• **Instructions to follow**: Return each line of the listing that contains the string "this".

• **Rows**:
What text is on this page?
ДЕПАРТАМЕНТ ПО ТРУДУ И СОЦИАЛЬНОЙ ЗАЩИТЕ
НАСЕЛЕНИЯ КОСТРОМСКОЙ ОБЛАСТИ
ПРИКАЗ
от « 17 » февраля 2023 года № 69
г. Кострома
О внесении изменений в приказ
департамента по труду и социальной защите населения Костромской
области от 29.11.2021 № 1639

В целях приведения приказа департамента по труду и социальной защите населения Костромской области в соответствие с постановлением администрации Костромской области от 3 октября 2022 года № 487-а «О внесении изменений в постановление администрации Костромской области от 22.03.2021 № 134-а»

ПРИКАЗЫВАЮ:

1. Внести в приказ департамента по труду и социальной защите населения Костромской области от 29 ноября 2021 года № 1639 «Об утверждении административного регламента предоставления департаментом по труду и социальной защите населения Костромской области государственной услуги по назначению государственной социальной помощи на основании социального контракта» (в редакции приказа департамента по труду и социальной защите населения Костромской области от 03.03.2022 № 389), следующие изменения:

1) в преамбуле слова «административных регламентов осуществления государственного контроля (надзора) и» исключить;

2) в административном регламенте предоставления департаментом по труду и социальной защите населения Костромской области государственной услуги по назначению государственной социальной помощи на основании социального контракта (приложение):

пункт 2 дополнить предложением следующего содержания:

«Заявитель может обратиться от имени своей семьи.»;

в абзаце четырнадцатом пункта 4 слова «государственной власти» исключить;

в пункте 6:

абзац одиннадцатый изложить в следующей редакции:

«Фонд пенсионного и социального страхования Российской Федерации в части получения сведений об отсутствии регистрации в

* * *

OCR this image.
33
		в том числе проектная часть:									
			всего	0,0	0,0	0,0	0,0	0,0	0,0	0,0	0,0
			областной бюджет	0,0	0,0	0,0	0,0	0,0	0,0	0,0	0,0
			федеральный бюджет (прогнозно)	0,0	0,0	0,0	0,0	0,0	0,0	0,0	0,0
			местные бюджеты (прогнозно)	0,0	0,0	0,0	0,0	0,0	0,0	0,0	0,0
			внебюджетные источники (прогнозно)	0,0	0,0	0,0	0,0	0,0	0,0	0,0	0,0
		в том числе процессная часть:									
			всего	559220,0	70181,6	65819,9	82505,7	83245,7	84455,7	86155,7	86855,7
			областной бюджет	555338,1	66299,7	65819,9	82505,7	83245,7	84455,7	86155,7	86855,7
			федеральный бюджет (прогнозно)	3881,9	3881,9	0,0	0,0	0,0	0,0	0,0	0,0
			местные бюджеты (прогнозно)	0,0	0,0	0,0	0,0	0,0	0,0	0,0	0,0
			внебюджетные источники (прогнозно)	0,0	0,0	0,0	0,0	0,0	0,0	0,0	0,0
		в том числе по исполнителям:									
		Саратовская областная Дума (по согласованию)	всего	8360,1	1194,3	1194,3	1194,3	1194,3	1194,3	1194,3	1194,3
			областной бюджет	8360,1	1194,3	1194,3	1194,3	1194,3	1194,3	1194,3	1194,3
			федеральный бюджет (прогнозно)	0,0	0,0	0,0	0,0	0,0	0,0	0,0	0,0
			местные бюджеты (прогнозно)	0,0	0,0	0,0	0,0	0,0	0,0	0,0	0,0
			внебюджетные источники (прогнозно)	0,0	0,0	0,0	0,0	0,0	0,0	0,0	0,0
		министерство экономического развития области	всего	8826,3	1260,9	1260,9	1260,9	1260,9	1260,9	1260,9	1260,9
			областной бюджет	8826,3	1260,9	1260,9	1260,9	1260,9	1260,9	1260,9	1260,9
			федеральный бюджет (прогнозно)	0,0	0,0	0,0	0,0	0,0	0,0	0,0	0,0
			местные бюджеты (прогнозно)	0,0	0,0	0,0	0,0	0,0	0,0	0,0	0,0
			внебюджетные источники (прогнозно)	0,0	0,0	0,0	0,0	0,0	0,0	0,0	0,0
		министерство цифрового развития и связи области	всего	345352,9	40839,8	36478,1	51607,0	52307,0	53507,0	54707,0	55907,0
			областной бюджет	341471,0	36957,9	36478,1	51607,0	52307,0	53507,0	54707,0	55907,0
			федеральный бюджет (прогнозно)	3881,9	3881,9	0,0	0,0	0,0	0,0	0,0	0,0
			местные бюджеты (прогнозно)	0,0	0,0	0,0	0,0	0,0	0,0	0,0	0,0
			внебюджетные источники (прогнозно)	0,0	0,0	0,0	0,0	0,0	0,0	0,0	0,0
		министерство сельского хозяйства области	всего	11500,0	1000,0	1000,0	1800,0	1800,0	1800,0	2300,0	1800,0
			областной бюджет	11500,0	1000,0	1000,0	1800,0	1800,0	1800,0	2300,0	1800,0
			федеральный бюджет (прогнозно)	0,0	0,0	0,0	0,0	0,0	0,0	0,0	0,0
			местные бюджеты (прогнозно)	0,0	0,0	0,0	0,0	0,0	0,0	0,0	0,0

• **Solution to the exercise**:
What text is on this page?
OCR this image.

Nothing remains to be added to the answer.